L’arte è forse l’esperienza umana in cui questa insuperabile polarità si manifesta in modo più acuto. Essa è, infatti, intrinsecamente espressione dell’uomo che la pone in essere e, nello stesso tempo, rivelazione del mistero più profondo da cui lo stesso artista è perennemente generato. Si può dire che tale dinamica tocchi il vertice nel rapporto arte e liturgia. Infatti quando l’arte entra in rapporto con la liturgia è chiamata a collaborare all’azione simbolica per eccellenza. Nel pane e nel vino transustanziati in corpo e sangue di Gesù Cristo, la forma (Gestalt), sulla scorta del paradosso cristico prima richiamato, appare come originariamente duale. Nell’Eucaristia si vede bene ciò che si rileva in tutte le manifestazioni dell’umana contingenza: l’originario non è né uno spirito senza corpo, né un corpo senza spirito. Ogni pretesa di annullare la dualità alla ricerca di una originarietà univoca è destinata al fallimento. Ed è così a partire da Platone per quanti vogliono sostituire il simbolo (segno del vero) con l’allegoria (il dire diversamente). E lo stesso capita a quanti, con Aristotele, si ostinano a fermarsi al puro fenomeno. Senza il simbolo, sempre drammaticamente duale, non c’è forma, figura (Gestalt). E senza forma non c’è arte.

● **CONSEGNE DELL'ESERCIZIO**
• 1. Indica se ciascuna affermazione concorda con il brano su arte e liturgia. Rispondi sì o no, citando le parole del brano che lo stabiliscono.
(a) Nell'Eucaristia l'originario è uno spirito senza corpo.
(b) Senza forma non c'è arte.
(c) Chi pretende di annullare la dualità per cercare un'originarietà univoca ha successo.
• 2. Rispondi brevemente a queste domande sul brano su arte e liturgia.
(a) A quale azione è chiamata a collaborare l'arte quando entra in rapporto con la liturgia?
(b) Quale definizione del simbolo dà il brano tra parentesi?
(c) Con quale filosofo il brano associa chi si ostina a fermarsi al puro fenomeno?
• 3. Prosegui il brano su arte e liturgia a partire dall'ultima frase riportata.
Per svolgere l'esercizio le righe non servono.

● **DATI GREZZI**

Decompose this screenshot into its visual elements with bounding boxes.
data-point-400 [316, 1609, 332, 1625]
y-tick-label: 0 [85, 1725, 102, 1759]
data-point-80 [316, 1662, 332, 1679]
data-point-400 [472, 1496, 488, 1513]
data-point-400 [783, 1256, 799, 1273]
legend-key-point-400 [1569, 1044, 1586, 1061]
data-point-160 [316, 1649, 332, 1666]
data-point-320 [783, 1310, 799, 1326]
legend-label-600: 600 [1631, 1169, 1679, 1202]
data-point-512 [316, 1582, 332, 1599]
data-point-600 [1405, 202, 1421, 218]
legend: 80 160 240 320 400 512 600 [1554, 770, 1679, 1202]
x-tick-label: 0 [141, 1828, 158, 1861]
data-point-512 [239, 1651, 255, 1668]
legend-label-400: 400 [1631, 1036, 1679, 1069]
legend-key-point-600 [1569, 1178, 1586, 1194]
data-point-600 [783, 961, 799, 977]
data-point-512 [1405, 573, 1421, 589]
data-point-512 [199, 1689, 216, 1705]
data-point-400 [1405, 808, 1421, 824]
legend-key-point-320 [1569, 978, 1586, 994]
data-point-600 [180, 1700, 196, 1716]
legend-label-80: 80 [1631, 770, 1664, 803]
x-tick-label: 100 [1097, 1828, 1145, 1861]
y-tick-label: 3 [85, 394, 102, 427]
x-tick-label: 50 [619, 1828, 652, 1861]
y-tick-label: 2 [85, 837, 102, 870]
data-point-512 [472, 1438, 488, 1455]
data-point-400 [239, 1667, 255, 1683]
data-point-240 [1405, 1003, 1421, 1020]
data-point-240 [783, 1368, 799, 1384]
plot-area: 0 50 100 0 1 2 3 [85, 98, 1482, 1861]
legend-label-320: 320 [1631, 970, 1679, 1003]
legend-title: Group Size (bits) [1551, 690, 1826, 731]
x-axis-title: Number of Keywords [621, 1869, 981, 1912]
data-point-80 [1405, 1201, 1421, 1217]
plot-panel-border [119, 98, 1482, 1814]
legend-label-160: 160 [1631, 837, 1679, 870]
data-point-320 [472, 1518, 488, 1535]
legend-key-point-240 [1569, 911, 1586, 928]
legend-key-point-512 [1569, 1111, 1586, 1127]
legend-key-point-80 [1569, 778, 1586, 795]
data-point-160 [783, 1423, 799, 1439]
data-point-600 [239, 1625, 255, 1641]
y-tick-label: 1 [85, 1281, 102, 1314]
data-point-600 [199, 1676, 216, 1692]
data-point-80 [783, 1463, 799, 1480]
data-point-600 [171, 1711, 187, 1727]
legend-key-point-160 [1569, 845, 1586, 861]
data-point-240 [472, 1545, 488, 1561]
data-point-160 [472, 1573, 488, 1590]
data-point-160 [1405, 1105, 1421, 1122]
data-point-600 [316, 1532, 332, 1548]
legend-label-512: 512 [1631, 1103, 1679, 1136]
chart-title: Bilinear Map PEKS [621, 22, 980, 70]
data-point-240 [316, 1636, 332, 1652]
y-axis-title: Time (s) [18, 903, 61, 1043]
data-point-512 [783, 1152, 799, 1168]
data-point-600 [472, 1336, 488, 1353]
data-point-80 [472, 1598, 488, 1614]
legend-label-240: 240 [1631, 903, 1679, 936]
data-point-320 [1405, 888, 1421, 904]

● **RISPOSTE FORNITE**
• 1.
(a) No: "l’originario non è né uno spirito senza corpo, né un corpo senza spirito"
(b) Sì: "E senza forma non c’è arte."
(c) No: "Ogni pretesa di annullare la dualità alla ricerca di una originarietà univoca è destinata al fallimento."

• 2.
(a) All'azione simbolica per eccellenza.
(b) Segno del vero.
(c) Con Aristotele.

• 3.
Come la creazione artistica trova la via per esprimere il paradosso (polarità) della forma? San Bonaventura parla di expressio della impressio che la gloria del Mistero esercita sulla mente, sul cuore e sull’energia operativa dell’uomo. Esprimere l’impressione ricevuta: ecco la dinamica della creazione artistica.
Se il Mistero che abita la realtà non lascia in noi questa impressio, cioè non ci segna, non imprime il suo sigillo, a tal punto da muoverci, quasi fisicamente, ad esprimere il nostro modo di averla percepita (pulchrum), amata (bonum), compresa (verum), non si dà arte. E qui giova notare quanto afferma Tommaso: «Una cosa non è veramente compresa fin che non è comunicata».
Quali conseguenze sarebbero da cavare per l’arte in relazione con la liturgia! Limitiamoci ad una, ma assai imponente. L’aveva vista Jacques Maritain e, con lui, Stanislas Fumet quando, nel suo ancor attuale Processo all’arte (Milano 2002) afferma: «Chiamata ad esprimere il bello non si domanda all’arte, giustamente, che una testimonianza».
La figura compiuta dell’artista è quella del testimone, del martire. Egli patisce e soffre l’impressio del Mistero che si dona in maniera così potente da accompagnare gli altri uomini a coglierne il significato proprio attraverso l’expressio. Ecco la genesi della forma, cioè dell’arte.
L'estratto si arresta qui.